[Data extracted from a collection]:
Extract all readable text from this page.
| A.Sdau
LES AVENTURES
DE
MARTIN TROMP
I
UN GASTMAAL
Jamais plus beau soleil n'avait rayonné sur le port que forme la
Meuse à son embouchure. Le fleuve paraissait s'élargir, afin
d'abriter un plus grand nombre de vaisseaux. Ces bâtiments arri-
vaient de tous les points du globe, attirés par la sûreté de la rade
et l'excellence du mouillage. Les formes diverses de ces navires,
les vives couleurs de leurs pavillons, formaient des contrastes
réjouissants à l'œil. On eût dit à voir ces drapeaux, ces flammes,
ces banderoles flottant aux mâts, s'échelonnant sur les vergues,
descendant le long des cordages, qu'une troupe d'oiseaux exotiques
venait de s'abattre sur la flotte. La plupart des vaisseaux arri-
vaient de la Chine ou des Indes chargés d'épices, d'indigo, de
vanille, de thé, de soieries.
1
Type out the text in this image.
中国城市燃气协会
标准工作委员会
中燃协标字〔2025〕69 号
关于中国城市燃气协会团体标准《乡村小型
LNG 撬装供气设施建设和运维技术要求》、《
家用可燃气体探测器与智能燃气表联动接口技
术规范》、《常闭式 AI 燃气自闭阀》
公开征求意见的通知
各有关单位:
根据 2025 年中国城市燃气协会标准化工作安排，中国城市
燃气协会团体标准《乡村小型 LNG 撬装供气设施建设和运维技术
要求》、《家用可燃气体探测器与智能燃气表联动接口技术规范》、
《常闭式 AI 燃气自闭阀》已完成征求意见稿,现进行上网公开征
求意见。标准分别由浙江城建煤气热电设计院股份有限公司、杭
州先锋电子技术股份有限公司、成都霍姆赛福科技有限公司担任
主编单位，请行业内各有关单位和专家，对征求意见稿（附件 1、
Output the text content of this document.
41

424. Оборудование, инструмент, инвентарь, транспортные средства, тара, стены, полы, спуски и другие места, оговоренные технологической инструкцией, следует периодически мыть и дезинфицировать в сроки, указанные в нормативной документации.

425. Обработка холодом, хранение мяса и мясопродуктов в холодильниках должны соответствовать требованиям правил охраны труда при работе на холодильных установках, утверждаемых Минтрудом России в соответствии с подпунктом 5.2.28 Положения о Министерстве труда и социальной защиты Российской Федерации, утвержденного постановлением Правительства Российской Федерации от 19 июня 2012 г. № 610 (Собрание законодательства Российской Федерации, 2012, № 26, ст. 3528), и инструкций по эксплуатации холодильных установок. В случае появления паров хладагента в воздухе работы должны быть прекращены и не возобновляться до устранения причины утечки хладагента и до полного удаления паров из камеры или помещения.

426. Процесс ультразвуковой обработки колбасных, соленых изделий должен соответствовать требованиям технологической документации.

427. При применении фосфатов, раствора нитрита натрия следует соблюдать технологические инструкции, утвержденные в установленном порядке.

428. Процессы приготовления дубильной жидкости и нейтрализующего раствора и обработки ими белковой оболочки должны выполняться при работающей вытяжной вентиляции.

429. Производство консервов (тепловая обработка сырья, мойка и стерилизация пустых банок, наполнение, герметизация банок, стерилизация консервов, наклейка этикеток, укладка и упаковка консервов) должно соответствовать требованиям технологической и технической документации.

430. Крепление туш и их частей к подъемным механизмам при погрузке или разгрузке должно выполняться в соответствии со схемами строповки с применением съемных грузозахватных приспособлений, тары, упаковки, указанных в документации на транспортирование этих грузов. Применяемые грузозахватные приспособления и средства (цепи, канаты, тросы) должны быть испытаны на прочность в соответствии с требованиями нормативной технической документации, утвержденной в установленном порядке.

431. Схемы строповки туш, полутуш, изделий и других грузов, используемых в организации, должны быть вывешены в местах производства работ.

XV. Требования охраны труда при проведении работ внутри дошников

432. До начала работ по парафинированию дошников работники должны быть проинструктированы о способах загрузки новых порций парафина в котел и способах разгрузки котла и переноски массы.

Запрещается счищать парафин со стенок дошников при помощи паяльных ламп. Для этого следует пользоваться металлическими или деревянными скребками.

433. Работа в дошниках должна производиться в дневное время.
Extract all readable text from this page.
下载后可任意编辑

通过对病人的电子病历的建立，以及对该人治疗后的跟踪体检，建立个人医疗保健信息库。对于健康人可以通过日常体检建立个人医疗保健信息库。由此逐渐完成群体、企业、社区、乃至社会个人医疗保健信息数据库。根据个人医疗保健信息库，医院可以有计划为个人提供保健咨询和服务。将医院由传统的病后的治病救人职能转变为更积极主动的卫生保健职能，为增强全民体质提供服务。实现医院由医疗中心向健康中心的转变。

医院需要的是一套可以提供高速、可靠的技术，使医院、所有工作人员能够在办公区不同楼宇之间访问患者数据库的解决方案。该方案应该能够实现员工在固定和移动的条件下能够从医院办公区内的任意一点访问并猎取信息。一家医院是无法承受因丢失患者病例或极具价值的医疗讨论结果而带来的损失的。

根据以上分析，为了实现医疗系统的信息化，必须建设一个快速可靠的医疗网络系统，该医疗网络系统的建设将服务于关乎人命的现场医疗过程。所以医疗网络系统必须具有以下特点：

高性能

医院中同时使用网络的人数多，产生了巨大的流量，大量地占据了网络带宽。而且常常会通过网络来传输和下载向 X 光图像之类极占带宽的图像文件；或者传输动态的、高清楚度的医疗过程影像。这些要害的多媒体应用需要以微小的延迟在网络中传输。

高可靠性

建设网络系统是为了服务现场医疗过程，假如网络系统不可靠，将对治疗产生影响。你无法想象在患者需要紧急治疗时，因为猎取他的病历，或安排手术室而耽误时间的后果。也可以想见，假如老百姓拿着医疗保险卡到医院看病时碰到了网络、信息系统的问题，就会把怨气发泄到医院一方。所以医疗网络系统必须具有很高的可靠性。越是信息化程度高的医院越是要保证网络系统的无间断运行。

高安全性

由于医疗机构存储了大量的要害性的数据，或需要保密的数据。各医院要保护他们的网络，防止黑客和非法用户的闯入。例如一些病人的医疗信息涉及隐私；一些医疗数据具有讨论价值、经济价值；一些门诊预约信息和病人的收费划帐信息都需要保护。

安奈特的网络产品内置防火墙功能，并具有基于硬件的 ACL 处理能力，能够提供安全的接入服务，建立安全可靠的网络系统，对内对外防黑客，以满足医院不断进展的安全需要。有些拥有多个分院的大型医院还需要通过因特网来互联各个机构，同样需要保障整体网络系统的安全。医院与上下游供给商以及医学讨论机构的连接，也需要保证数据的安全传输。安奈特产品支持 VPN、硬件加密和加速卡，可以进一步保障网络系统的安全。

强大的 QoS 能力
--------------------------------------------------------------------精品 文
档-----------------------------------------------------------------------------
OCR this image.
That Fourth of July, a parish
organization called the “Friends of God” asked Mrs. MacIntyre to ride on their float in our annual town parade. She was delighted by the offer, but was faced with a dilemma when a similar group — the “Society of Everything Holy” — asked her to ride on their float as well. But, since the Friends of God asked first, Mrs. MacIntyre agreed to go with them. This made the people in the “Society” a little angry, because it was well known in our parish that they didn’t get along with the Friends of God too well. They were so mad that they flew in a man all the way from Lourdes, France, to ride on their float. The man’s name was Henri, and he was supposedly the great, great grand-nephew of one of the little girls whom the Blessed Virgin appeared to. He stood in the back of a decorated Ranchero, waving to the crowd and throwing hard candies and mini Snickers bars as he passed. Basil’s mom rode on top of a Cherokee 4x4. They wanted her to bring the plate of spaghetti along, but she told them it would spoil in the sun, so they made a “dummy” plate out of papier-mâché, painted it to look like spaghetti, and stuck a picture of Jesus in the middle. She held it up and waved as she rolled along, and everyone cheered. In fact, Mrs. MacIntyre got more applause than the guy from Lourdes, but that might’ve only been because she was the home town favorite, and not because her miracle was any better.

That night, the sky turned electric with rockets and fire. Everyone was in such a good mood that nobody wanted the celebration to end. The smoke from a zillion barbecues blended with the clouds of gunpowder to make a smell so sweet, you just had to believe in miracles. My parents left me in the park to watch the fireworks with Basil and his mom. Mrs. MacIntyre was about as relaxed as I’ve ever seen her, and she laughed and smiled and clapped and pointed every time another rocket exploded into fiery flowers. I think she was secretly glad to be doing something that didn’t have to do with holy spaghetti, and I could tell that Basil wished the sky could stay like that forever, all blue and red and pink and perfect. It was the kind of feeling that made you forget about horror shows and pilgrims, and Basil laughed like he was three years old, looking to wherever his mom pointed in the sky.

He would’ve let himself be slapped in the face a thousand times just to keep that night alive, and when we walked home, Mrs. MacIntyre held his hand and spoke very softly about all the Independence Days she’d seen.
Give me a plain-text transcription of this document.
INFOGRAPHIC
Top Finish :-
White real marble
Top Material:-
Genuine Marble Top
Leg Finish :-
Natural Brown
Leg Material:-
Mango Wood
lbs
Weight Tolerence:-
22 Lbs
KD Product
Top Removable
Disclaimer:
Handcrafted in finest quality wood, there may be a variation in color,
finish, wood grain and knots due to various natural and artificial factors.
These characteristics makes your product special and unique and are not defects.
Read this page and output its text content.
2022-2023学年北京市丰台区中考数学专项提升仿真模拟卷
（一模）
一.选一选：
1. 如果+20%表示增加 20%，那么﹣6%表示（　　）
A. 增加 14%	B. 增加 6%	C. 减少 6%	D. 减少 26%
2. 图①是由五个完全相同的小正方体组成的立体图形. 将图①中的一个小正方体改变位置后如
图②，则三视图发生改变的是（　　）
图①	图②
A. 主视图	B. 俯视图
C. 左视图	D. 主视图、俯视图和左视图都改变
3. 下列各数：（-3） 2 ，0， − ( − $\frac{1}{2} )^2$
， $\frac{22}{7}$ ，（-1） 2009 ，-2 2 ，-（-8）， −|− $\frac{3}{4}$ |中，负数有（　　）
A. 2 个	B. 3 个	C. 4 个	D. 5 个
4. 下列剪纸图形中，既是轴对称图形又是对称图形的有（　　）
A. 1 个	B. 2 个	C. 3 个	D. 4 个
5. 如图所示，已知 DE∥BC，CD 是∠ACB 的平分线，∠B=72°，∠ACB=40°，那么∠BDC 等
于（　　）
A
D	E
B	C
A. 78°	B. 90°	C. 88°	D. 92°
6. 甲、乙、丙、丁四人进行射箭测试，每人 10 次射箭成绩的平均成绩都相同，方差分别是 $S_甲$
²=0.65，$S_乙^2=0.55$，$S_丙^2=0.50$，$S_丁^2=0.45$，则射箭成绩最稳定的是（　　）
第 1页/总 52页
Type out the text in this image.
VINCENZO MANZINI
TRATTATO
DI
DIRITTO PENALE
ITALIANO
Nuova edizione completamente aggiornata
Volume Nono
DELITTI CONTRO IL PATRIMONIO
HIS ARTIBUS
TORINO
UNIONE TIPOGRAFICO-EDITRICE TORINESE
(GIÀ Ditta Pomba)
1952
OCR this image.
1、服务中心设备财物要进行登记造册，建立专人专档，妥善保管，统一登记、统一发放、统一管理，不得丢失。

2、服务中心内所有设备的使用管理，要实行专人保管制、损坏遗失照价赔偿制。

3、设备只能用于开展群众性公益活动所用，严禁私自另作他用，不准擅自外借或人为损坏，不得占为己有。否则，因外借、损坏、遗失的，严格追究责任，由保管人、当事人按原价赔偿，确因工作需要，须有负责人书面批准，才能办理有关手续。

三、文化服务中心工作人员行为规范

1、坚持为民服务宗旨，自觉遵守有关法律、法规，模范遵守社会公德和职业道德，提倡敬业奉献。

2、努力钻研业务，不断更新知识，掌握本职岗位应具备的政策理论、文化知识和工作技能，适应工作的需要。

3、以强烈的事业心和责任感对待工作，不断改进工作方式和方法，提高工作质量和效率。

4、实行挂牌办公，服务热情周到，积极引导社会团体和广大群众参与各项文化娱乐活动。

[Goal of the exercise]: Of the lines in the listing above, how many hold the string "text"? Reply with the number only.

[The solution]: 7